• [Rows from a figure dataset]
▬▬▬▬▬▬

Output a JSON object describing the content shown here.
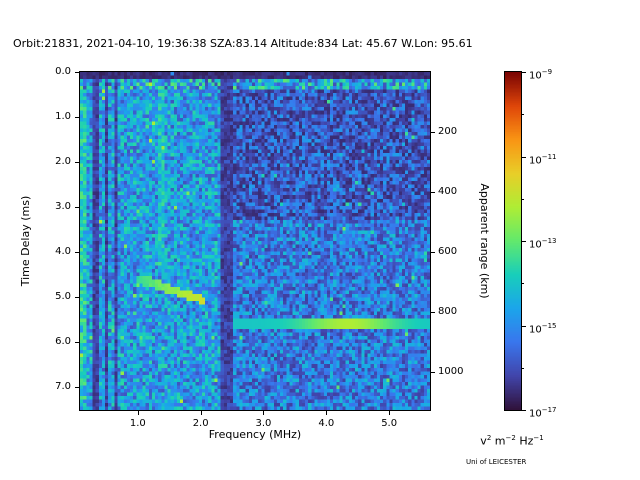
{
  "title": "Orbit:21831, 2021-04-10, 19:36:38 SZA:83.14 Altitude:834 Lat: 45.67 W.Lon: 95.61",
  "footer": "Uni of LEICESTER",
  "chart_data": {
    "type": "heatmap",
    "description": "Radar sounder ionogram spectrogram: spectral power vs frequency and time delay",
    "xlabel": "Frequency (MHz)",
    "ylabel_left": "Time Delay (ms)",
    "ylabel_right": "Apparent range (km)",
    "x_range_mhz": [
      0.08,
      5.65
    ],
    "y_range_ms": [
      0,
      7.52
    ],
    "x_ticks": [
      1.0,
      2.0,
      3.0,
      4.0,
      5.0
    ],
    "x_tick_labels": [
      "1.0",
      "2.0",
      "3.0",
      "4.0",
      "5.0"
    ],
    "y_ticks_ms": [
      0,
      1,
      2,
      3,
      4,
      5,
      6,
      7
    ],
    "y_tick_labels": [
      "0.0",
      "1.0",
      "2.0",
      "3.0",
      "4.0",
      "5.0",
      "6.0",
      "7.0"
    ],
    "right_ticks_km": [
      200,
      400,
      600,
      800,
      1000
    ],
    "km_per_ms": 150,
    "colorbar": {
      "scale": "log",
      "min_exp": -17,
      "max_exp": -9,
      "tick_exps": [
        -9,
        -11,
        -13,
        -15,
        -17
      ],
      "unit_parts": [
        [
          "v",
          "2"
        ],
        [
          "m",
          "−2"
        ],
        [
          "Hz",
          "−1"
        ]
      ],
      "colormap": "turbo"
    },
    "features": {
      "ionosphere_trace": {
        "points_mhz_ms": [
          [
            1.0,
            4.62
          ],
          [
            1.2,
            4.68
          ],
          [
            1.45,
            4.8
          ],
          [
            1.7,
            4.92
          ],
          [
            1.9,
            5.0
          ],
          [
            2.05,
            5.08
          ]
        ],
        "relative_power_t": [
          0.42,
          0.66
        ]
      },
      "ground_echo": {
        "y_ms": 5.6,
        "x_start_mhz": 2.5,
        "x_end_mhz": 5.65,
        "peak_mhz": 4.35,
        "relative_power_t": [
          0.38,
          0.6
        ]
      },
      "dark_columns_mhz": [
        [
          0.3,
          0.38
        ],
        [
          0.47,
          0.53
        ],
        [
          0.62,
          0.67
        ],
        [
          2.33,
          2.52
        ]
      ],
      "bright_columns_mhz": [
        [
          0.1,
          0.18
        ],
        [
          1.32,
          1.4
        ]
      ],
      "dark_top_band_ms": [
        0,
        0.14
      ],
      "speckle_band_ms": [
        0.14,
        0.4
      ]
    },
    "noise": {
      "seed": 42,
      "nx": 112,
      "ny": 96
    }
  }
}
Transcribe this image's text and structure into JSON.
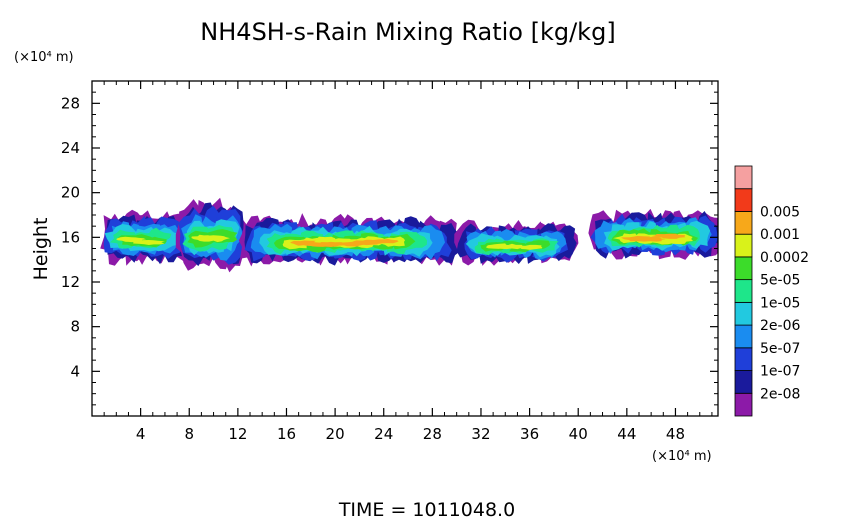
{
  "chart_data": {
    "type": "heatmap",
    "title": "NH4SH-s-Rain Mixing Ratio [kg/kg]",
    "ylabel": "Height",
    "y_unit": "(×10⁴ m)",
    "x_unit": "(×10⁴ m)",
    "xlim": [
      0,
      51.5
    ],
    "ylim": [
      0,
      30
    ],
    "x_ticks": [
      4,
      8,
      12,
      16,
      20,
      24,
      28,
      32,
      36,
      40,
      44,
      48
    ],
    "y_ticks": [
      4,
      8,
      12,
      16,
      20,
      24,
      28
    ],
    "colorbar": {
      "levels": [
        "2e-08",
        "1e-07",
        "5e-07",
        "2e-06",
        "1e-05",
        "5e-05",
        "0.0002",
        "0.001",
        "0.005"
      ],
      "colors": [
        "#8c1aa8",
        "#1a1a9c",
        "#1f3fd9",
        "#1a8cf0",
        "#22c9e0",
        "#1ee68a",
        "#3cdc2a",
        "#d9f21a",
        "#f7a81a",
        "#f23a1a",
        "#f5a0a0"
      ]
    },
    "clouds": [
      {
        "x": [
          1.2,
          7.5
        ],
        "y_bottom": 14.0,
        "y_top": 18.5,
        "peak_level": "5e-05"
      },
      {
        "x": [
          7.5,
          12.5
        ],
        "y_bottom": 13.5,
        "y_top": 19.5,
        "peak_level": "5e-05"
      },
      {
        "x": [
          12.5,
          30.0
        ],
        "y_bottom": 14.0,
        "y_top": 18.0,
        "peak_level": "0.0002"
      },
      {
        "x": [
          30.5,
          39.5
        ],
        "y_bottom": 14.0,
        "y_top": 17.5,
        "peak_level": "5e-05"
      },
      {
        "x": [
          41.5,
          51.5
        ],
        "y_bottom": 14.5,
        "y_top": 18.5,
        "peak_level": "0.0002"
      }
    ],
    "footer": "TIME = 1011048.0"
  }
}
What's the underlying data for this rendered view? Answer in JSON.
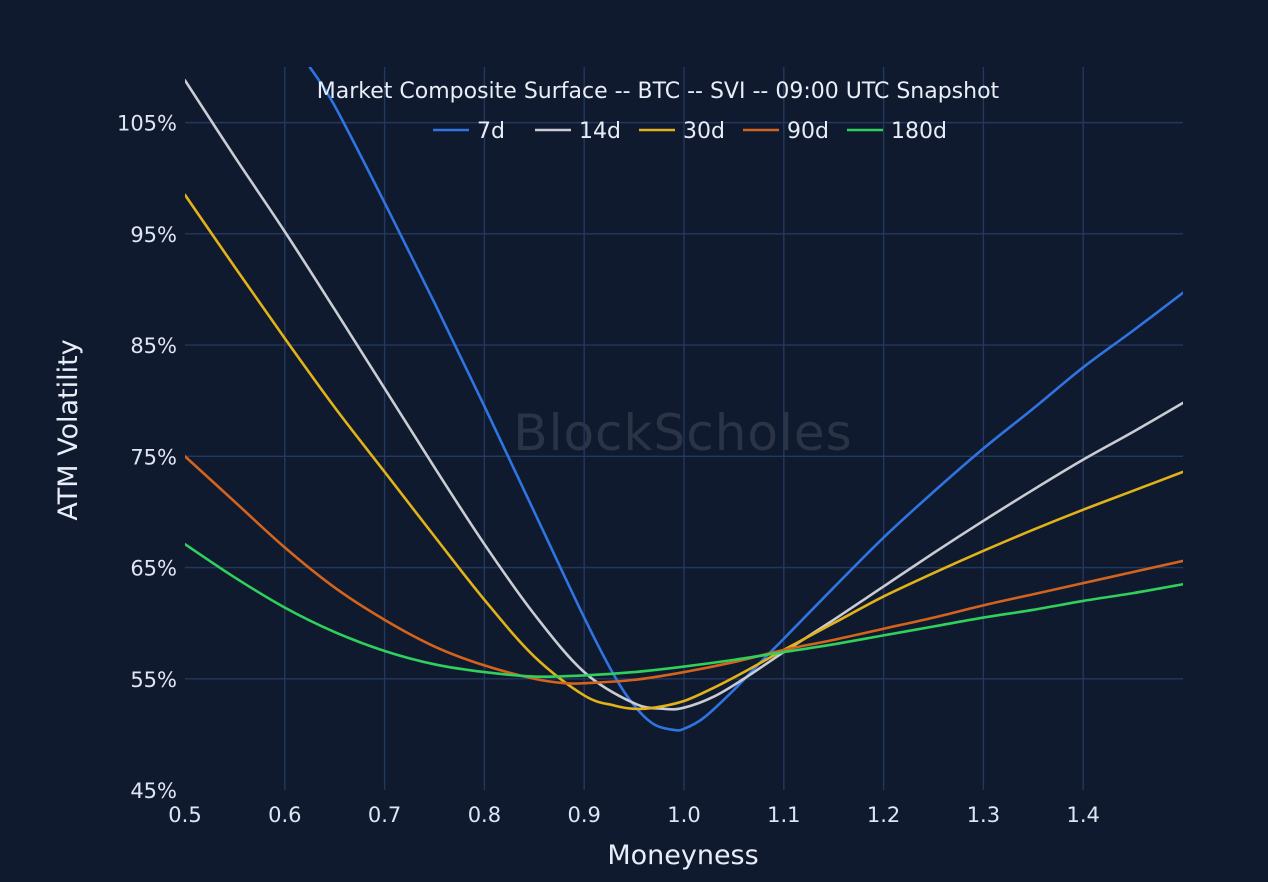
{
  "chart_data": {
    "type": "line",
    "title": "Market Composite Surface -- BTC -- SVI -- 09:00 UTC Snapshot",
    "xlabel": "Moneyness",
    "ylabel": "ATM Volatility",
    "watermark": "BlockScholes",
    "xlim": [
      0.5,
      1.5
    ],
    "ylim": [
      45,
      110
    ],
    "x_ticks": [
      0.5,
      0.6,
      0.7,
      0.8,
      0.9,
      1.0,
      1.1,
      1.2,
      1.3,
      1.4
    ],
    "x_tick_labels": [
      "0.5",
      "0.6",
      "0.7",
      "0.8",
      "0.9",
      "1.0",
      "1.1",
      "1.2",
      "1.3",
      "1.4"
    ],
    "y_ticks": [
      45,
      55,
      65,
      75,
      85,
      95,
      105
    ],
    "y_tick_labels": [
      "45%",
      "55%",
      "65%",
      "75%",
      "85%",
      "95%",
      "105%"
    ],
    "grid": true,
    "legend_position": "top-center",
    "background_color": "#0f1a2e",
    "series": [
      {
        "name": "7d",
        "color": "#2f74e0",
        "x": [
          0.625,
          0.65,
          0.7,
          0.75,
          0.8,
          0.85,
          0.9,
          0.93,
          0.95,
          0.97,
          0.99,
          1.0,
          1.02,
          1.05,
          1.08,
          1.1,
          1.15,
          1.2,
          1.25,
          1.3,
          1.35,
          1.4,
          1.45,
          1.5
        ],
        "values": [
          110.0,
          106.5,
          97.8,
          88.8,
          79.5,
          70.0,
          60.5,
          55.3,
          52.6,
          50.9,
          50.4,
          50.5,
          51.5,
          54.0,
          56.8,
          58.6,
          63.2,
          67.7,
          71.8,
          75.7,
          79.3,
          83.0,
          86.3,
          89.7
        ]
      },
      {
        "name": "14d",
        "color": "#c9ccd3",
        "x": [
          0.5,
          0.55,
          0.6,
          0.65,
          0.7,
          0.75,
          0.8,
          0.85,
          0.9,
          0.95,
          0.98,
          1.0,
          1.03,
          1.06,
          1.1,
          1.15,
          1.2,
          1.25,
          1.3,
          1.35,
          1.4,
          1.45,
          1.5
        ],
        "values": [
          108.8,
          101.9,
          95.2,
          88.2,
          81.1,
          74.0,
          67.1,
          60.8,
          55.6,
          52.8,
          52.3,
          52.4,
          53.4,
          55.0,
          57.4,
          60.3,
          63.3,
          66.3,
          69.2,
          72.0,
          74.7,
          77.2,
          79.8
        ]
      },
      {
        "name": "30d",
        "color": "#e2b219",
        "x": [
          0.5,
          0.55,
          0.6,
          0.65,
          0.7,
          0.75,
          0.8,
          0.85,
          0.9,
          0.93,
          0.95,
          0.97,
          1.0,
          1.03,
          1.06,
          1.1,
          1.15,
          1.2,
          1.25,
          1.3,
          1.35,
          1.4,
          1.45,
          1.5
        ],
        "values": [
          98.5,
          92.0,
          85.6,
          79.4,
          73.6,
          67.8,
          62.1,
          57.0,
          53.5,
          52.6,
          52.3,
          52.4,
          53.0,
          54.2,
          55.6,
          57.6,
          60.0,
          62.4,
          64.5,
          66.5,
          68.4,
          70.2,
          71.9,
          73.6
        ]
      },
      {
        "name": "90d",
        "color": "#d3631d",
        "x": [
          0.5,
          0.55,
          0.6,
          0.65,
          0.7,
          0.75,
          0.8,
          0.85,
          0.88,
          0.9,
          0.95,
          1.0,
          1.05,
          1.1,
          1.15,
          1.2,
          1.25,
          1.3,
          1.35,
          1.4,
          1.45,
          1.5
        ],
        "values": [
          75.0,
          70.9,
          66.8,
          63.2,
          60.3,
          57.9,
          56.2,
          55.0,
          54.6,
          54.6,
          54.9,
          55.6,
          56.5,
          57.6,
          58.5,
          59.5,
          60.5,
          61.6,
          62.6,
          63.6,
          64.6,
          65.6
        ]
      },
      {
        "name": "180d",
        "color": "#2fd05b",
        "x": [
          0.5,
          0.55,
          0.6,
          0.65,
          0.7,
          0.75,
          0.8,
          0.85,
          0.9,
          0.95,
          1.0,
          1.05,
          1.1,
          1.15,
          1.2,
          1.25,
          1.3,
          1.35,
          1.4,
          1.45,
          1.5
        ],
        "values": [
          67.1,
          64.1,
          61.4,
          59.2,
          57.5,
          56.3,
          55.6,
          55.2,
          55.3,
          55.6,
          56.1,
          56.7,
          57.4,
          58.1,
          58.9,
          59.7,
          60.5,
          61.2,
          62.0,
          62.7,
          63.5
        ]
      }
    ]
  }
}
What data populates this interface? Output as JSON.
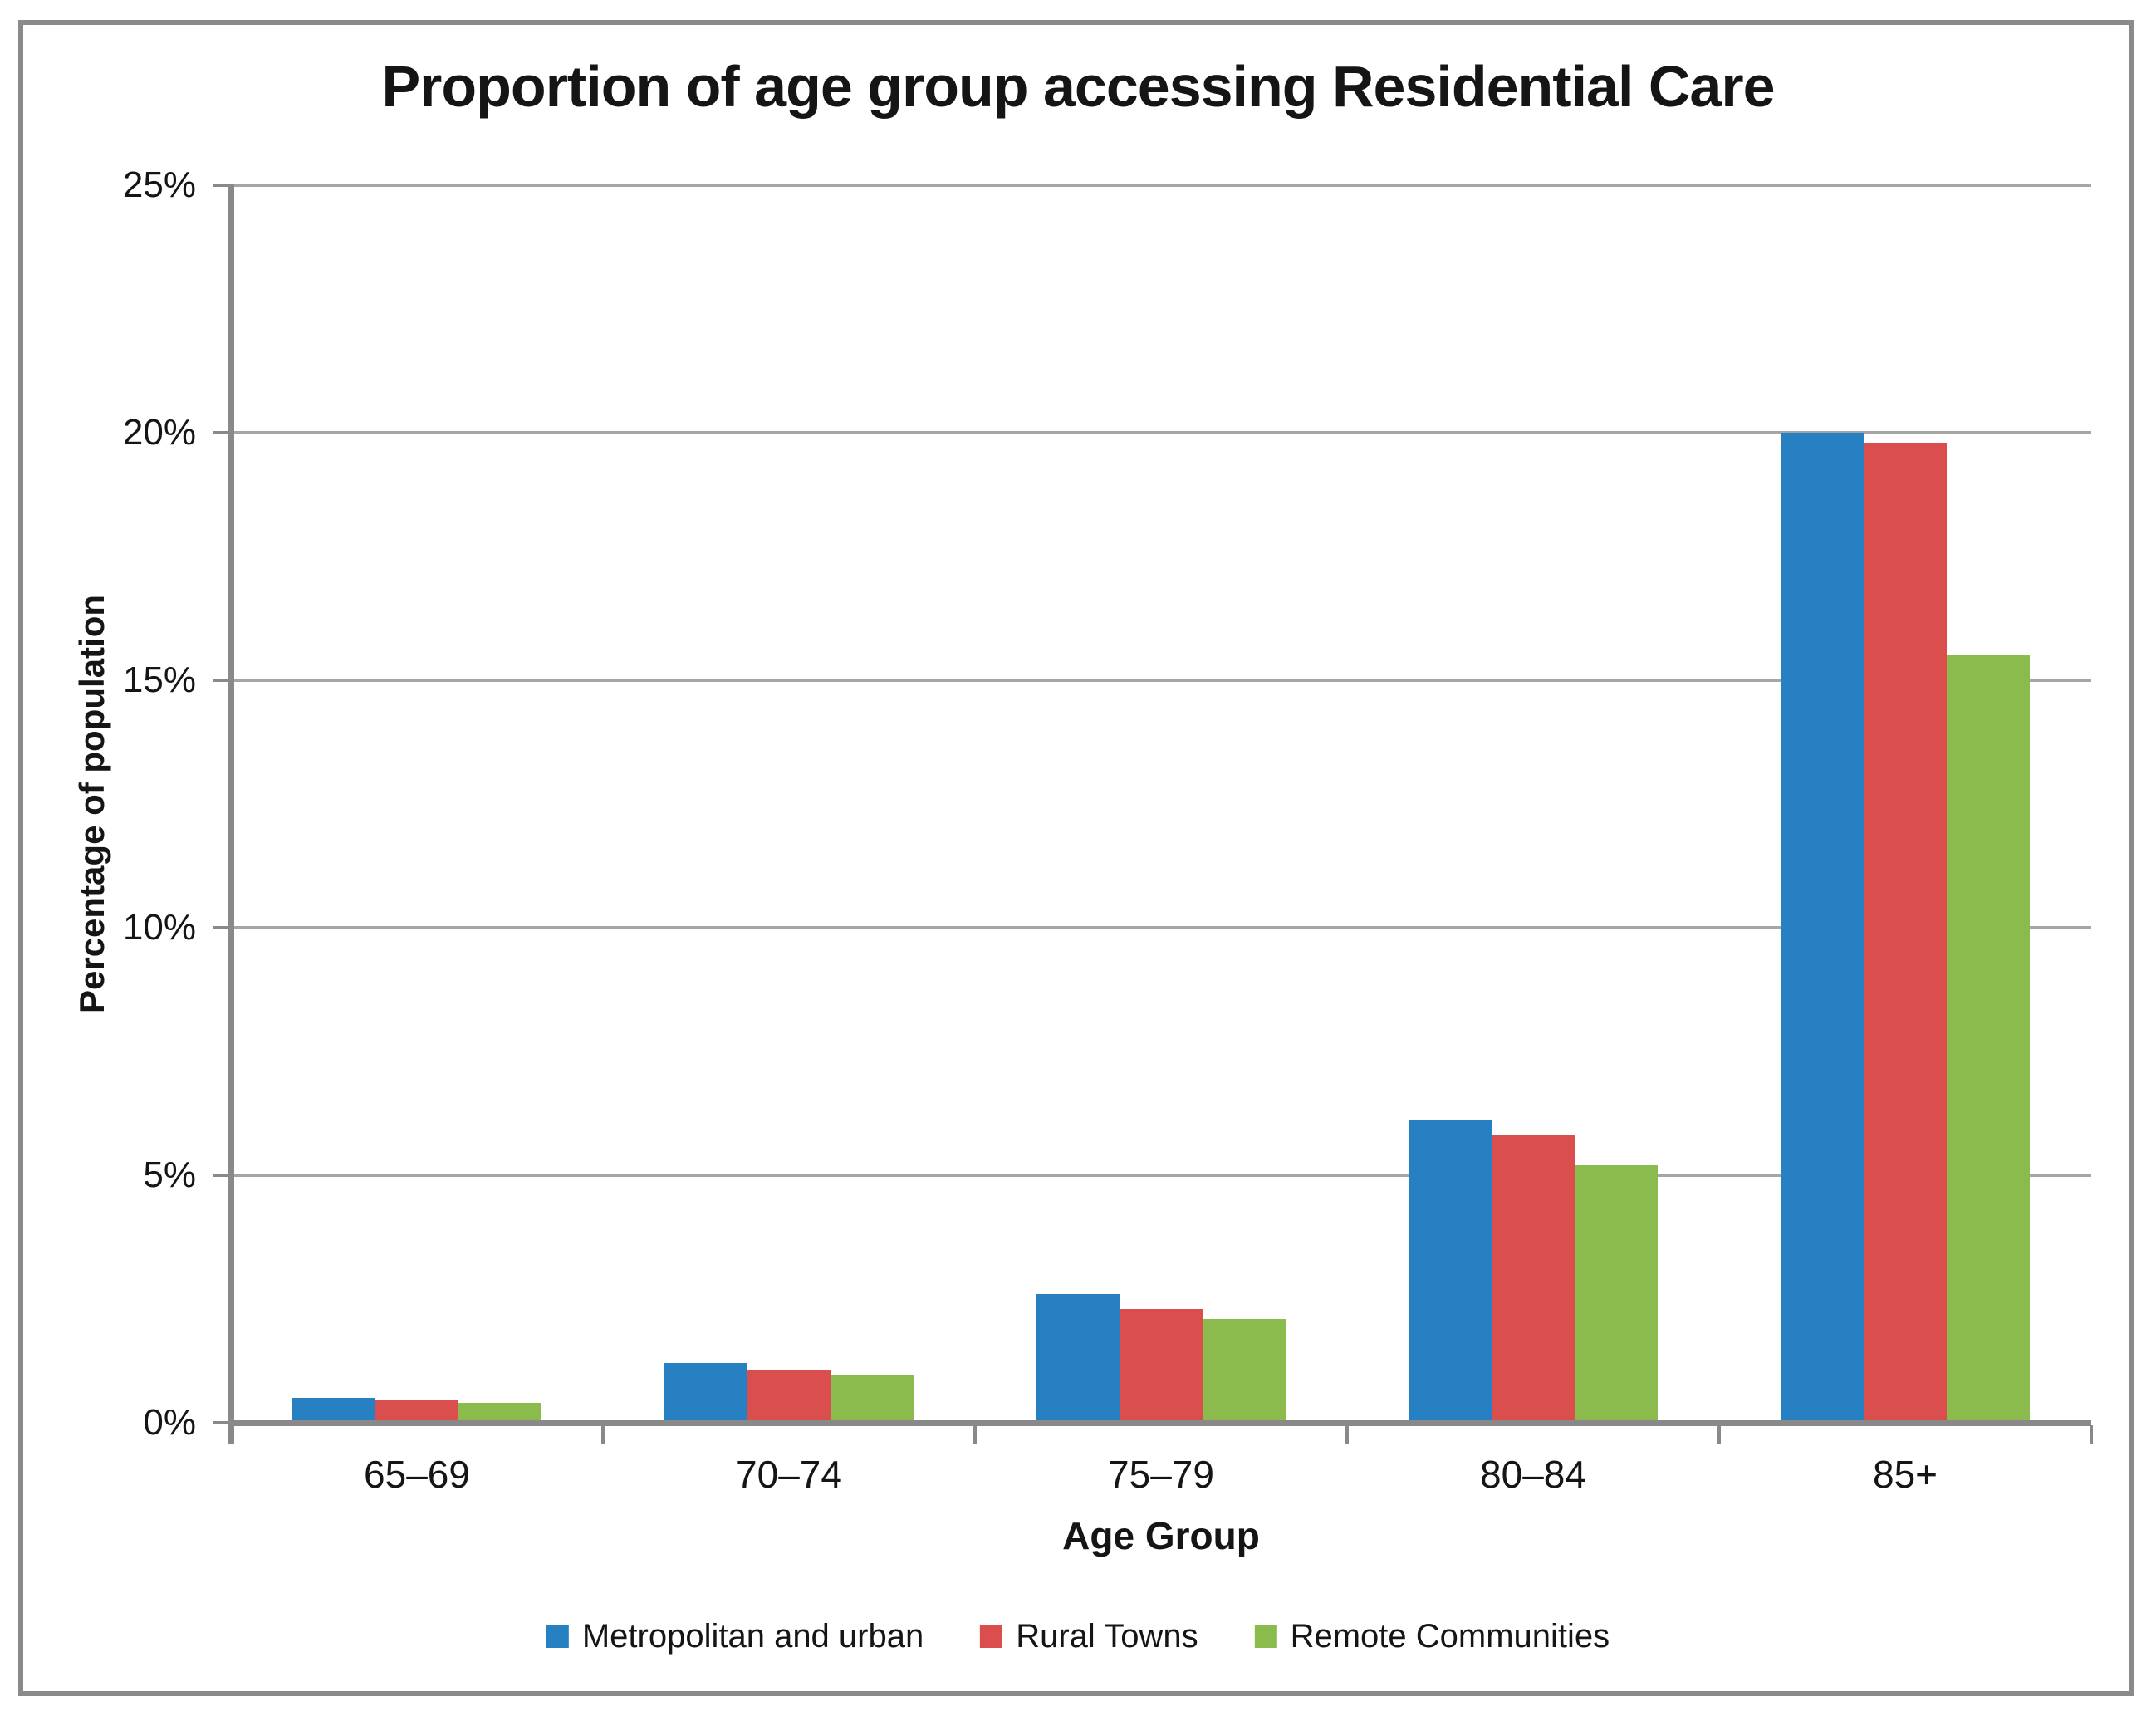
{
  "title": "Proportion of age group accessing Residential Care",
  "chart_data": {
    "type": "bar",
    "categories": [
      "65–69",
      "70–74",
      "75–79",
      "80–84",
      "85+"
    ],
    "series": [
      {
        "name": "Metropolitan and urban",
        "color": "#2680c2",
        "values": [
          0.5,
          1.2,
          2.6,
          6.1,
          20.0
        ]
      },
      {
        "name": "Rural Towns",
        "color": "#da4f4e",
        "values": [
          0.45,
          1.05,
          2.3,
          5.8,
          19.8
        ]
      },
      {
        "name": "Remote Communities",
        "color": "#8cbb4d",
        "values": [
          0.4,
          0.95,
          2.1,
          5.2,
          15.5
        ]
      }
    ],
    "xlabel": "Age Group",
    "ylabel": "Percentage of population",
    "ylim": [
      0,
      25
    ],
    "ytick_step": 5,
    "ytick_labels": [
      "0%",
      "5%",
      "10%",
      "15%",
      "20%",
      "25%"
    ],
    "grid": true,
    "legend_position": "bottom"
  },
  "style_colors": {
    "gridline": "#a6a6a6",
    "axis": "#898989",
    "frame_border": "#8a8a8a",
    "text": "#151515"
  }
}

▬▬▬▬▬▬

• [Exercise]
How many lines in these entries contain the string "What"? State the number and nothing more.

• [Answer to the problem]
2